◆ Records ◆
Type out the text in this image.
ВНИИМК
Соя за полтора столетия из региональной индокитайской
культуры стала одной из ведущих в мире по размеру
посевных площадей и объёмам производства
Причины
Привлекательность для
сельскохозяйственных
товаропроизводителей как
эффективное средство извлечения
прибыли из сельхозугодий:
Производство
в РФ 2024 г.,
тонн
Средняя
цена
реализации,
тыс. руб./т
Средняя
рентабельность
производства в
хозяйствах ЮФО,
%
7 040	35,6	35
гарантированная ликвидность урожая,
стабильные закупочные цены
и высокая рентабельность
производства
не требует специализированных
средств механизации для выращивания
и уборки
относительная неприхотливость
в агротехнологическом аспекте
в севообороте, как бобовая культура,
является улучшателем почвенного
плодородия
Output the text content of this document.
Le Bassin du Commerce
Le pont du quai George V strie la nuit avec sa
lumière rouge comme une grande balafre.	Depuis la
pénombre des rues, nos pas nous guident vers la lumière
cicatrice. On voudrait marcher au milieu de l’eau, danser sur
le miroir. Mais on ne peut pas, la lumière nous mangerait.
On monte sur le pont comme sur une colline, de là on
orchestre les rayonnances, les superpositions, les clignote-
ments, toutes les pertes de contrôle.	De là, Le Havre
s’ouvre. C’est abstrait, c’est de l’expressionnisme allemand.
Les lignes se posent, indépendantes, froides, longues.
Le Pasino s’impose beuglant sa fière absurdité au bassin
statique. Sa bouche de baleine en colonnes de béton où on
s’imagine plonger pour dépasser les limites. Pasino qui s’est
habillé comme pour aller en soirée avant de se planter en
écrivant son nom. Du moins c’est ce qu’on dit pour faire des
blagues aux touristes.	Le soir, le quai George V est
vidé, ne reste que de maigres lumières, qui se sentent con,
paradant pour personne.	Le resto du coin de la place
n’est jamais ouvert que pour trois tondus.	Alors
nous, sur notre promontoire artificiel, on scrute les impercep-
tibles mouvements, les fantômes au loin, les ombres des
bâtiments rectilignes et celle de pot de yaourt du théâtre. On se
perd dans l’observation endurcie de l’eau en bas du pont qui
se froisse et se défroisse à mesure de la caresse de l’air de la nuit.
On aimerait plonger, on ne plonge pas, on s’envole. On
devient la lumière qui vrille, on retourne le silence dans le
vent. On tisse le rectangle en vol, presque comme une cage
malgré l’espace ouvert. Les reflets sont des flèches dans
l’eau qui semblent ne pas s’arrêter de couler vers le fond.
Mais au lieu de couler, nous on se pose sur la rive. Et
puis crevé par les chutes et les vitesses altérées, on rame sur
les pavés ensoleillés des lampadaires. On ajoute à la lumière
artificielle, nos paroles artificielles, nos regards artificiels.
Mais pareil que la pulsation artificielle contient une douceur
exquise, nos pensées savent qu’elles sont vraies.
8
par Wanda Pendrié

◆ Short exercise ◆
Give only the number of lines in the records that include the word "text".

◆ Complete output ◆
2